TASK DETAILS: All lines featuring the string "text" are to be listed.

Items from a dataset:
================

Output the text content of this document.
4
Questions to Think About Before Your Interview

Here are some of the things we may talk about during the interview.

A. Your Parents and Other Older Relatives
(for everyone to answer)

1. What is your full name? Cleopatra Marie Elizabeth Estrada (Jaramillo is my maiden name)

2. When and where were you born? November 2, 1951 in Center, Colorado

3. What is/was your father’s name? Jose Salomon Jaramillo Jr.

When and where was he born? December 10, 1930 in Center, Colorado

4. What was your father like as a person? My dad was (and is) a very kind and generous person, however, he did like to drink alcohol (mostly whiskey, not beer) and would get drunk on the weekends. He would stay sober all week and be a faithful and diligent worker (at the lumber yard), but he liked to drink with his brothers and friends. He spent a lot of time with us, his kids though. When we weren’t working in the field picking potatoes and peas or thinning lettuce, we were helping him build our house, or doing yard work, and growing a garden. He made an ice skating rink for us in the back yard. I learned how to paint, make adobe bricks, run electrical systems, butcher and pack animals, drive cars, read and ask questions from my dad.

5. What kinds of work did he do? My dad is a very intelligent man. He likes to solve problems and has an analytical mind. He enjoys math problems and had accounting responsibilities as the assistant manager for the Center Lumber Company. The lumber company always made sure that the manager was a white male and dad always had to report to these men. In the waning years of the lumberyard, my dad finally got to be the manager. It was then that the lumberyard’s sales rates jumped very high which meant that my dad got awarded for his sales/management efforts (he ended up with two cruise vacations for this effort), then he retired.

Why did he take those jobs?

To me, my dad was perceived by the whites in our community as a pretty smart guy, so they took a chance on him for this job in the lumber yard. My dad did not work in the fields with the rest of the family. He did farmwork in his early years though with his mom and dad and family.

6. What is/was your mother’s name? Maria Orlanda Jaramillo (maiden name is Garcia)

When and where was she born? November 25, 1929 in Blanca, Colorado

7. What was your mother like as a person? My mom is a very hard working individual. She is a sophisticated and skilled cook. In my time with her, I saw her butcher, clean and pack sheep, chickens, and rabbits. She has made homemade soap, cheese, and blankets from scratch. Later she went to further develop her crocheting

================

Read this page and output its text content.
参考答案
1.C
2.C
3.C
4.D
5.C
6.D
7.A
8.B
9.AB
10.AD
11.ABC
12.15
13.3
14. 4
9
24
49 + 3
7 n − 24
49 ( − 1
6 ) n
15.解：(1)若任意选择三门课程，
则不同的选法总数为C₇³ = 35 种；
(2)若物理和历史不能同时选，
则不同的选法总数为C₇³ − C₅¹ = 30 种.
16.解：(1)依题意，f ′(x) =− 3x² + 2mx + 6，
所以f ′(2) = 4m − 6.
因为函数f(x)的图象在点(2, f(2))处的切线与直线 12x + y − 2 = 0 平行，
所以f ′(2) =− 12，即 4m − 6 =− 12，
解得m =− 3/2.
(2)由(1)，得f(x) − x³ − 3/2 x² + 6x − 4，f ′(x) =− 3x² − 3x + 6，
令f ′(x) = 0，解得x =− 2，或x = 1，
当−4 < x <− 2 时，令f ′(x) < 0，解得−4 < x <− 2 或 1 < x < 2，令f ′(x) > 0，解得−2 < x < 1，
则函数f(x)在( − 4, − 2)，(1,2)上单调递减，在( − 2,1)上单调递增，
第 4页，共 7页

================

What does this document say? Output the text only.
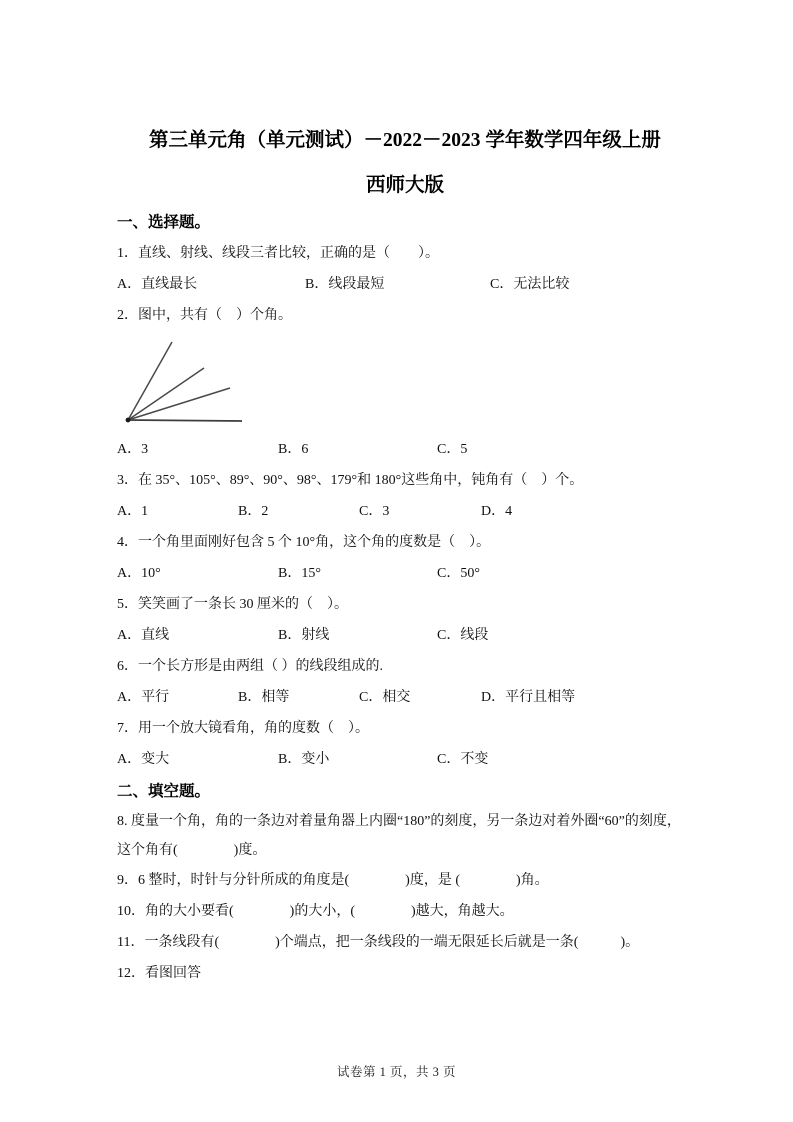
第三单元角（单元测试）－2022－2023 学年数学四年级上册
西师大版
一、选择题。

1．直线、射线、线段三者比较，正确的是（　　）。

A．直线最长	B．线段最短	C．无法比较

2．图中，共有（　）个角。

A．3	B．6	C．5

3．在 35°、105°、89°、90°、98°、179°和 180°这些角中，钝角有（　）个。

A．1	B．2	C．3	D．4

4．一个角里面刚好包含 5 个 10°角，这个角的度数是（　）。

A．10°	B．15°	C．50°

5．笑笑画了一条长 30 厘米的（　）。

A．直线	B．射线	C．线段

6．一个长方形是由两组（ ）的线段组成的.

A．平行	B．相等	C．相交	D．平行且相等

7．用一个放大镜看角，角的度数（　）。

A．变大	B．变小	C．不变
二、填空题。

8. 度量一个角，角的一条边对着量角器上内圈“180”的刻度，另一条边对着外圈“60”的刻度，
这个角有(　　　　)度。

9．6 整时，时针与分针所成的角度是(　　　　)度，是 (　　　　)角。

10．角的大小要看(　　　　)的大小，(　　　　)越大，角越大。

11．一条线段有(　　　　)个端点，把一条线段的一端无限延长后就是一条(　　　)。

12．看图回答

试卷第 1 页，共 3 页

================

CORRECT RESULT:
Output the text content of this document.
Read this page and output its text content.
What does this document say? Output the text only.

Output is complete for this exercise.